━━ Given data ━━

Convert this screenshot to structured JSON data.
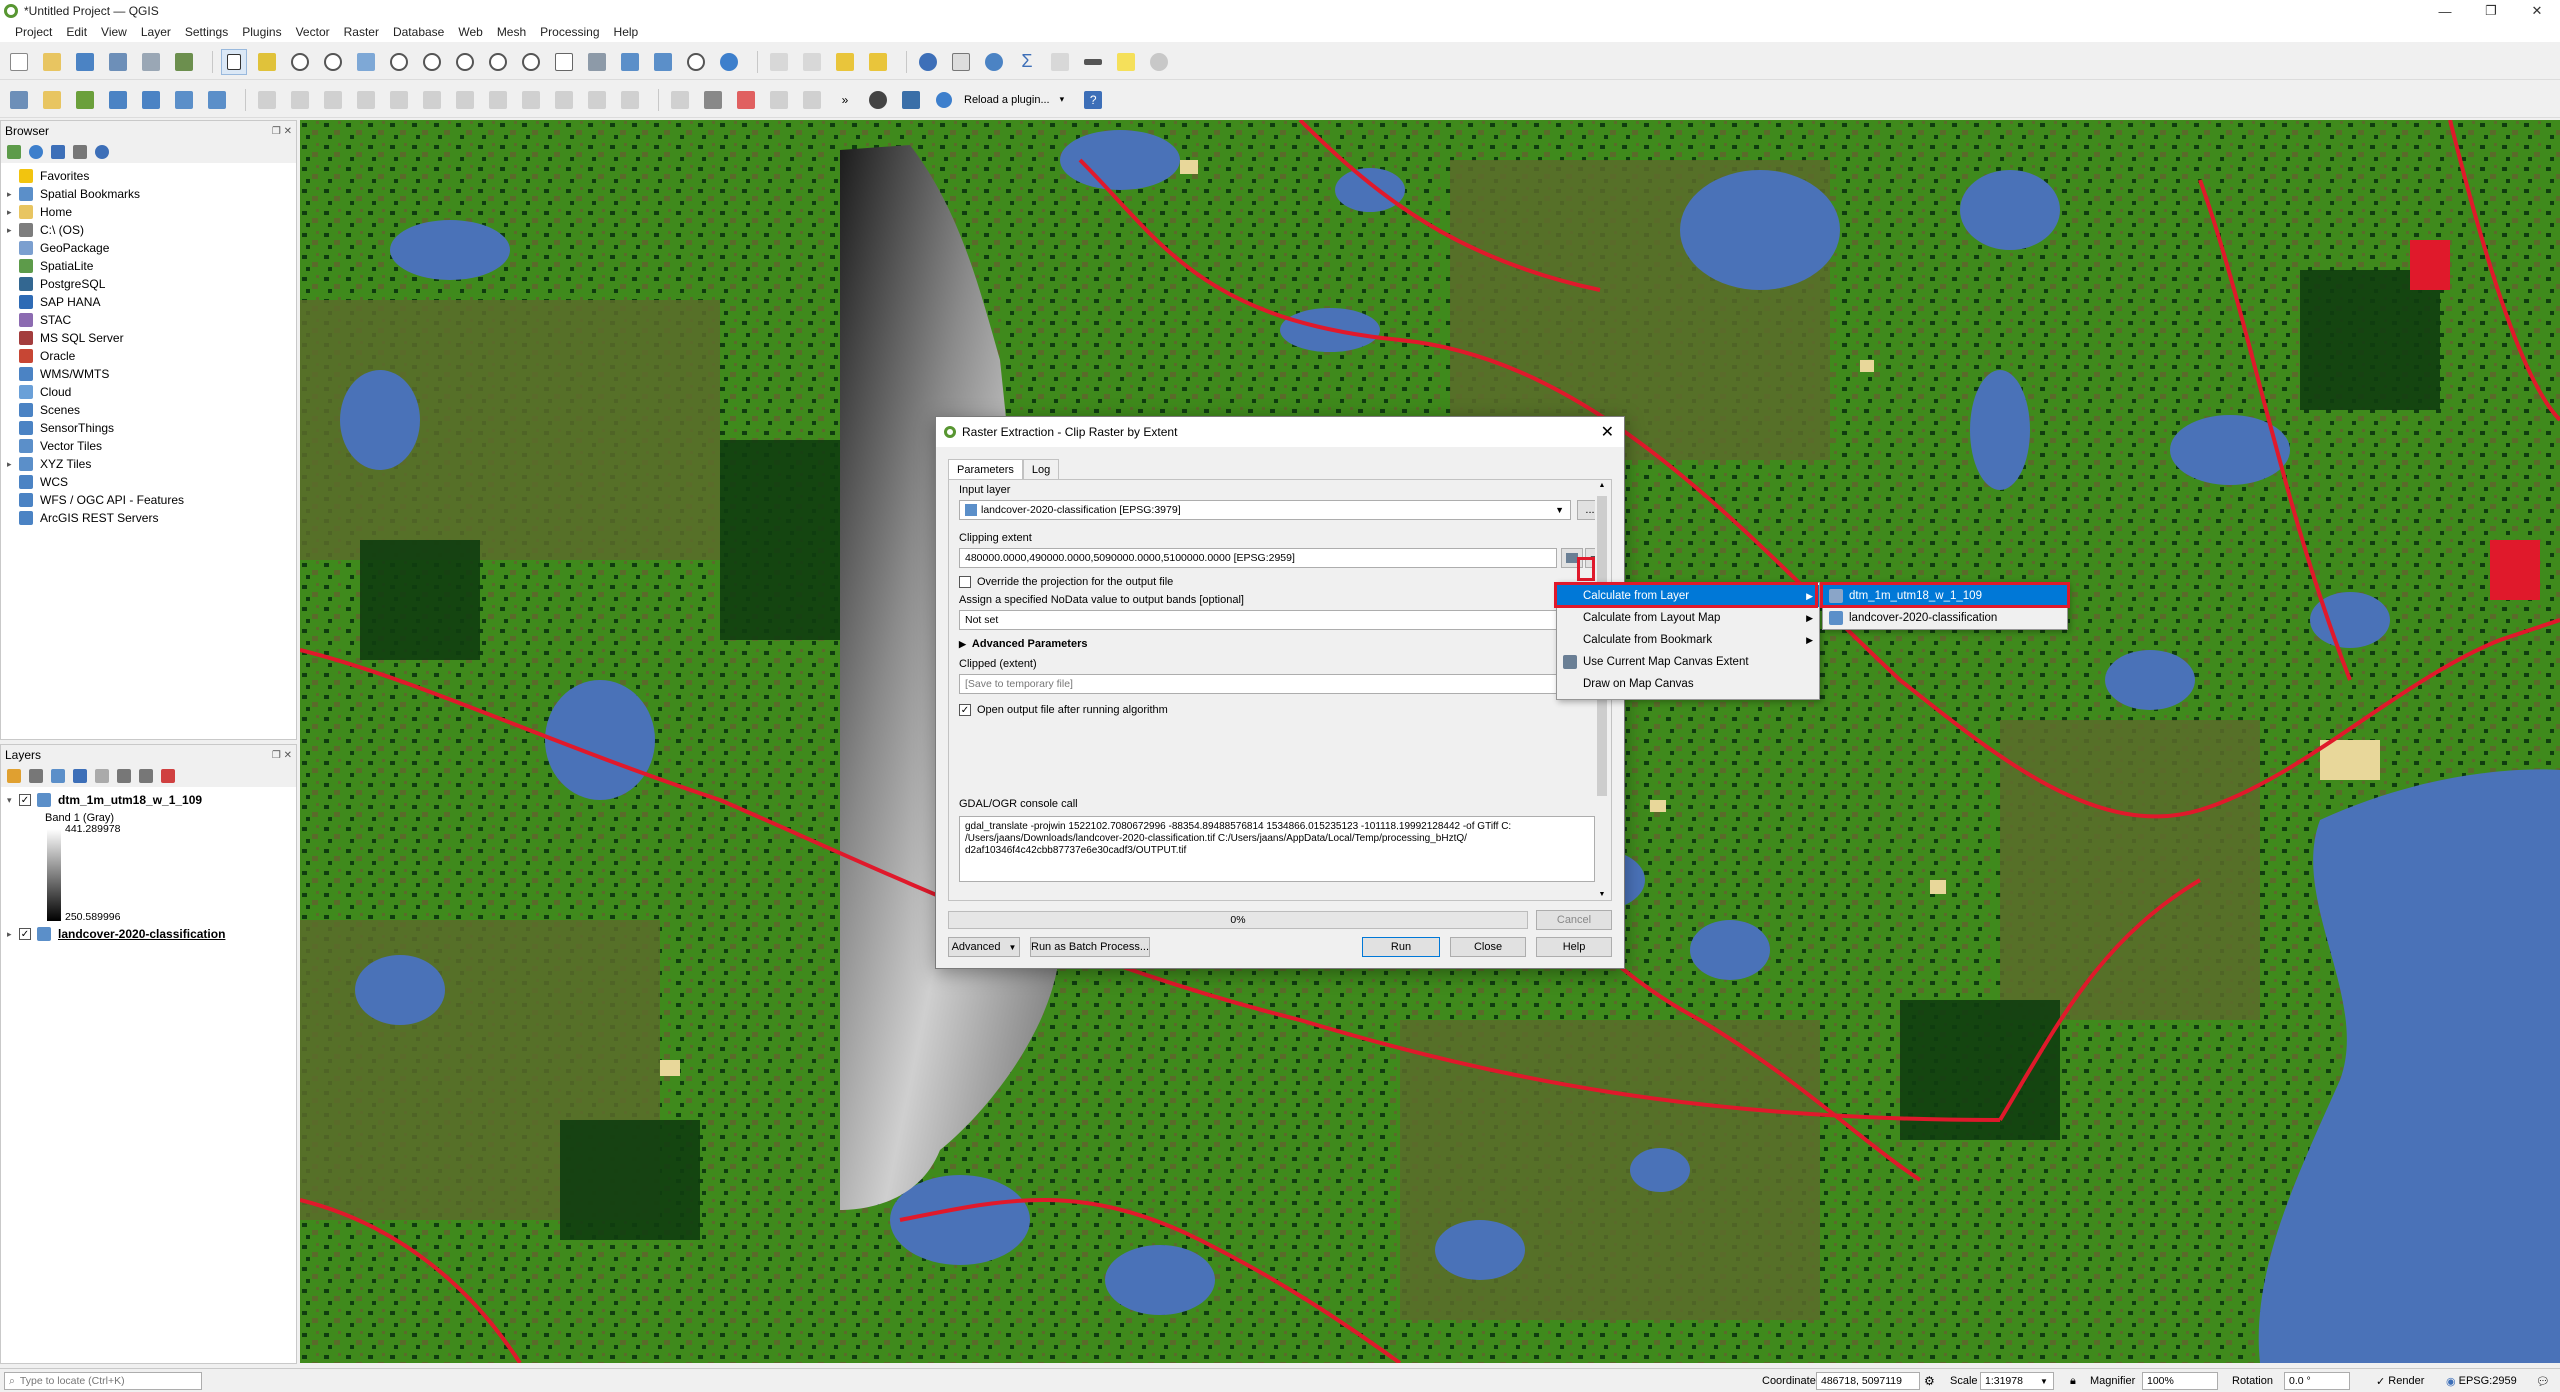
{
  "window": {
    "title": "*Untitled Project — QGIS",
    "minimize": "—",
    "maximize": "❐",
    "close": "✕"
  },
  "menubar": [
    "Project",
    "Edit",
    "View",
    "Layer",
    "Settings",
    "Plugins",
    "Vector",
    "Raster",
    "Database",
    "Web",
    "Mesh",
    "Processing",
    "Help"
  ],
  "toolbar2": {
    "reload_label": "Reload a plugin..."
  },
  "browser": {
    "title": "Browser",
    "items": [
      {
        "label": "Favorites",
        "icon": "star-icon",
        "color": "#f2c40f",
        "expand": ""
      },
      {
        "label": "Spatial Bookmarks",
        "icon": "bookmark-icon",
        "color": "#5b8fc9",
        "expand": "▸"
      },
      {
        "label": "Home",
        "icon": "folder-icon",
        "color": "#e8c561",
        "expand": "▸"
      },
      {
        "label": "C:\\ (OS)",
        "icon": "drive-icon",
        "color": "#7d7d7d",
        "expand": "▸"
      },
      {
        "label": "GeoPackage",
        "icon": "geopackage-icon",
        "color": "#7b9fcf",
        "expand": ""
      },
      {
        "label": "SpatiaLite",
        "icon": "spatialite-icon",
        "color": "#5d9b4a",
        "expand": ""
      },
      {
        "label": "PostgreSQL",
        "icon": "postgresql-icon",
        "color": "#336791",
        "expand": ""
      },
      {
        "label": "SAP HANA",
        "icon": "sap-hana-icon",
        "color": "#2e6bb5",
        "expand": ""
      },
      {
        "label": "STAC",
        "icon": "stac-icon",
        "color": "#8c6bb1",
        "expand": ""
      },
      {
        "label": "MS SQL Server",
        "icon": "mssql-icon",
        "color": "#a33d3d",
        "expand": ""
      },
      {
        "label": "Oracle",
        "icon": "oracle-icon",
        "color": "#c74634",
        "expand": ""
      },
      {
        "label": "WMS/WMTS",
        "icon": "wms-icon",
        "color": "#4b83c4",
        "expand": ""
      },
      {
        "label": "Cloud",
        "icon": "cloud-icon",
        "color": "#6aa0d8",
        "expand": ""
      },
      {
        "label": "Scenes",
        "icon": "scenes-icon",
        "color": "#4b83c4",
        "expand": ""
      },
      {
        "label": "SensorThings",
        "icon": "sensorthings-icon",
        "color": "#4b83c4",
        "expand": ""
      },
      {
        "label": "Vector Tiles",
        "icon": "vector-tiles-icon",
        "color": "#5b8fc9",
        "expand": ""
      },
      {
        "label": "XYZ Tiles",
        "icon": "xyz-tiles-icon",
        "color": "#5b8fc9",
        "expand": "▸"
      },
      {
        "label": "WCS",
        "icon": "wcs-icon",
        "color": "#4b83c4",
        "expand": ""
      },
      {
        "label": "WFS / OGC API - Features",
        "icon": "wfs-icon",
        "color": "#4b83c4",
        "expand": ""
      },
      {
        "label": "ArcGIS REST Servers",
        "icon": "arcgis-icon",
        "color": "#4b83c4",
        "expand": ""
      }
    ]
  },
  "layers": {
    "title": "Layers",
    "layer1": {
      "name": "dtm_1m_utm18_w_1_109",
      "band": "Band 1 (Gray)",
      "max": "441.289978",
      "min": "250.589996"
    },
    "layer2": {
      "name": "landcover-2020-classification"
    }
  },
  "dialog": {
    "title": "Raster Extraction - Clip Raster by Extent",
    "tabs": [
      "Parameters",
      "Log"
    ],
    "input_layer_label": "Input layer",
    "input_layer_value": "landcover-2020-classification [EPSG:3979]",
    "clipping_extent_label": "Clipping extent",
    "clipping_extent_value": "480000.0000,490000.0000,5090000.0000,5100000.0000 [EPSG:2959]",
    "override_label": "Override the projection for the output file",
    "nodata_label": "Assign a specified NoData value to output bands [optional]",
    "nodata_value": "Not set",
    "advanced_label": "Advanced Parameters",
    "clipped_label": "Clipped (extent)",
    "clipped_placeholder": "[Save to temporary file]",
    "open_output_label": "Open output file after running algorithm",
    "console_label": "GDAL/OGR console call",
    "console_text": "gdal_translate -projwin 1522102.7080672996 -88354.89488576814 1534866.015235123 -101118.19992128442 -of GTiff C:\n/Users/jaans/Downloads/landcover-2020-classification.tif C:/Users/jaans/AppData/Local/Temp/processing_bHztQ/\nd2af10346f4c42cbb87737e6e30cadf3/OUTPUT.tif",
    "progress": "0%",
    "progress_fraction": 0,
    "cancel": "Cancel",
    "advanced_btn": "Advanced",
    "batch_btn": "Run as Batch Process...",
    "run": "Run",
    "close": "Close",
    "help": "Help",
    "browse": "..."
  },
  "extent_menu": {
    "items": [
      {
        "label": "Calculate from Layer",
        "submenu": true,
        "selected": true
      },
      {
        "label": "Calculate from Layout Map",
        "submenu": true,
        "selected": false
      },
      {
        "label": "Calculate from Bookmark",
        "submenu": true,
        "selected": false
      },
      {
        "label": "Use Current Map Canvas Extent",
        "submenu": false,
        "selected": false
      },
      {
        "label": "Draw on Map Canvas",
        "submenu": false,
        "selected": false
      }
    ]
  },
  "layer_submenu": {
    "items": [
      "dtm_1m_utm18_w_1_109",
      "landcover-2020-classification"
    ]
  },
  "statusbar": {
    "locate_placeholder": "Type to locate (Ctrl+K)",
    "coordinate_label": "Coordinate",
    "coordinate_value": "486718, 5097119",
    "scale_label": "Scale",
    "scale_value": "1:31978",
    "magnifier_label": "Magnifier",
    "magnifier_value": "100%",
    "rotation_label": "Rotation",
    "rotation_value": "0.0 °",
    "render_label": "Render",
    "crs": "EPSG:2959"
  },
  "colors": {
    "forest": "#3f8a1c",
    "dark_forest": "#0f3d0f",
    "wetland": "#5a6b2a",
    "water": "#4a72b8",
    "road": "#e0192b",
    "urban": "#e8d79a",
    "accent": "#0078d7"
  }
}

━━━

Written task: Using the records above, retype everything exactly except the pictures.

Written answer:
Convert this screenshot to structured JSON data.
{
  "window": {
    "title": "*Untitled Project — QGIS",
    "minimize": "—",
    "maximize": "❐",
    "close": "✕"
  },
  "menubar": [
    "Project",
    "Edit",
    "View",
    "Layer",
    "Settings",
    "Plugins",
    "Vector",
    "Raster",
    "Database",
    "Web",
    "Mesh",
    "Processing",
    "Help"
  ],
  "toolbar2": {
    "reload_label": "Reload a plugin..."
  },
  "browser": {
    "title": "Browser",
    "items": [
      {
        "label": "Favorites",
        "icon": "star-icon",
        "color": "#f2c40f",
        "expand": ""
      },
      {
        "label": "Spatial Bookmarks",
        "icon": "bookmark-icon",
        "color": "#5b8fc9",
        "expand": "▸"
      },
      {
        "label": "Home",
        "icon": "folder-icon",
        "color": "#e8c561",
        "expand": "▸"
      },
      {
        "label": "C:\\ (OS)",
        "icon": "drive-icon",
        "color": "#7d7d7d",
        "expand": "▸"
      },
      {
        "label": "GeoPackage",
        "icon": "geopackage-icon",
        "color": "#7b9fcf",
        "expand": ""
      },
      {
        "label": "SpatiaLite",
        "icon": "spatialite-icon",
        "color": "#5d9b4a",
        "expand": ""
      },
      {
        "label": "PostgreSQL",
        "icon": "postgresql-icon",
        "color": "#336791",
        "expand": ""
      },
      {
        "label": "SAP HANA",
        "icon": "sap-hana-icon",
        "color": "#2e6bb5",
        "expand": ""
      },
      {
        "label": "STAC",
        "icon": "stac-icon",
        "color": "#8c6bb1",
        "expand": ""
      },
      {
        "label": "MS SQL Server",
        "icon": "mssql-icon",
        "color": "#a33d3d",
        "expand": ""
      },
      {
        "label": "Oracle",
        "icon": "oracle-icon",
        "color": "#c74634",
        "expand": ""
      },
      {
        "label": "WMS/WMTS",
        "icon": "wms-icon",
        "color": "#4b83c4",
        "expand": ""
      },
      {
        "label": "Cloud",
        "icon": "cloud-icon",
        "color": "#6aa0d8",
        "expand": ""
      },
      {
        "label": "Scenes",
        "icon": "scenes-icon",
        "color": "#4b83c4",
        "expand": ""
      },
      {
        "label": "SensorThings",
        "icon": "sensorthings-icon",
        "color": "#4b83c4",
        "expand": ""
      },
      {
        "label": "Vector Tiles",
        "icon": "vector-tiles-icon",
        "color": "#5b8fc9",
        "expand": ""
      },
      {
        "label": "XYZ Tiles",
        "icon": "xyz-tiles-icon",
        "color": "#5b8fc9",
        "expand": "▸"
      },
      {
        "label": "WCS",
        "icon": "wcs-icon",
        "color": "#4b83c4",
        "expand": ""
      },
      {
        "label": "WFS / OGC API - Features",
        "icon": "wfs-icon",
        "color": "#4b83c4",
        "expand": ""
      },
      {
        "label": "ArcGIS REST Servers",
        "icon": "arcgis-icon",
        "color": "#4b83c4",
        "expand": ""
      }
    ]
  },
  "layers": {
    "title": "Layers",
    "layer1": {
      "name": "dtm_1m_utm18_w_1_109",
      "band": "Band 1 (Gray)",
      "max": "441.289978",
      "min": "250.589996"
    },
    "layer2": {
      "name": "landcover-2020-classification"
    }
  },
  "dialog": {
    "title": "Raster Extraction - Clip Raster by Extent",
    "tabs": [
      "Parameters",
      "Log"
    ],
    "input_layer_label": "Input layer",
    "input_layer_value": "landcover-2020-classification [EPSG:3979]",
    "clipping_extent_label": "Clipping extent",
    "clipping_extent_value": "480000.0000,490000.0000,5090000.0000,5100000.0000 [EPSG:2959]",
    "override_label": "Override the projection for the output file",
    "nodata_label": "Assign a specified NoData value to output bands [optional]",
    "nodata_value": "Not set",
    "advanced_label": "Advanced Parameters",
    "clipped_label": "Clipped (extent)",
    "clipped_placeholder": "[Save to temporary file]",
    "open_output_label": "Open output file after running algorithm",
    "console_label": "GDAL/OGR console call",
    "console_text": "gdal_translate -projwin 1522102.7080672996 -88354.89488576814 1534866.015235123 -101118.19992128442 -of GTiff C:\n/Users/jaans/Downloads/landcover-2020-classification.tif C:/Users/jaans/AppData/Local/Temp/processing_bHztQ/\nd2af10346f4c42cbb87737e6e30cadf3/OUTPUT.tif",
    "progress": "0%",
    "progress_fraction": 0,
    "cancel": "Cancel",
    "advanced_btn": "Advanced",
    "batch_btn": "Run as Batch Process...",
    "run": "Run",
    "close": "Close",
    "help": "Help",
    "browse": "..."
  },
  "extent_menu": {
    "items": [
      {
        "label": "Calculate from Layer",
        "submenu": true,
        "selected": true
      },
      {
        "label": "Calculate from Layout Map",
        "submenu": true,
        "selected": false
      },
      {
        "label": "Calculate from Bookmark",
        "submenu": true,
        "selected": false
      },
      {
        "label": "Use Current Map Canvas Extent",
        "submenu": false,
        "selected": false
      },
      {
        "label": "Draw on Map Canvas",
        "submenu": false,
        "selected": false
      }
    ]
  },
  "layer_submenu": {
    "items": [
      "dtm_1m_utm18_w_1_109",
      "landcover-2020-classification"
    ]
  },
  "statusbar": {
    "locate_placeholder": "Type to locate (Ctrl+K)",
    "coordinate_label": "Coordinate",
    "coordinate_value": "486718, 5097119",
    "scale_label": "Scale",
    "scale_value": "1:31978",
    "magnifier_label": "Magnifier",
    "magnifier_value": "100%",
    "rotation_label": "Rotation",
    "rotation_value": "0.0 °",
    "render_label": "Render",
    "crs": "EPSG:2959"
  },
  "colors": {
    "forest": "#3f8a1c",
    "dark_forest": "#0f3d0f",
    "wetland": "#5a6b2a",
    "water": "#4a72b8",
    "road": "#e0192b",
    "urban": "#e8d79a",
    "accent": "#0078d7"
  }
}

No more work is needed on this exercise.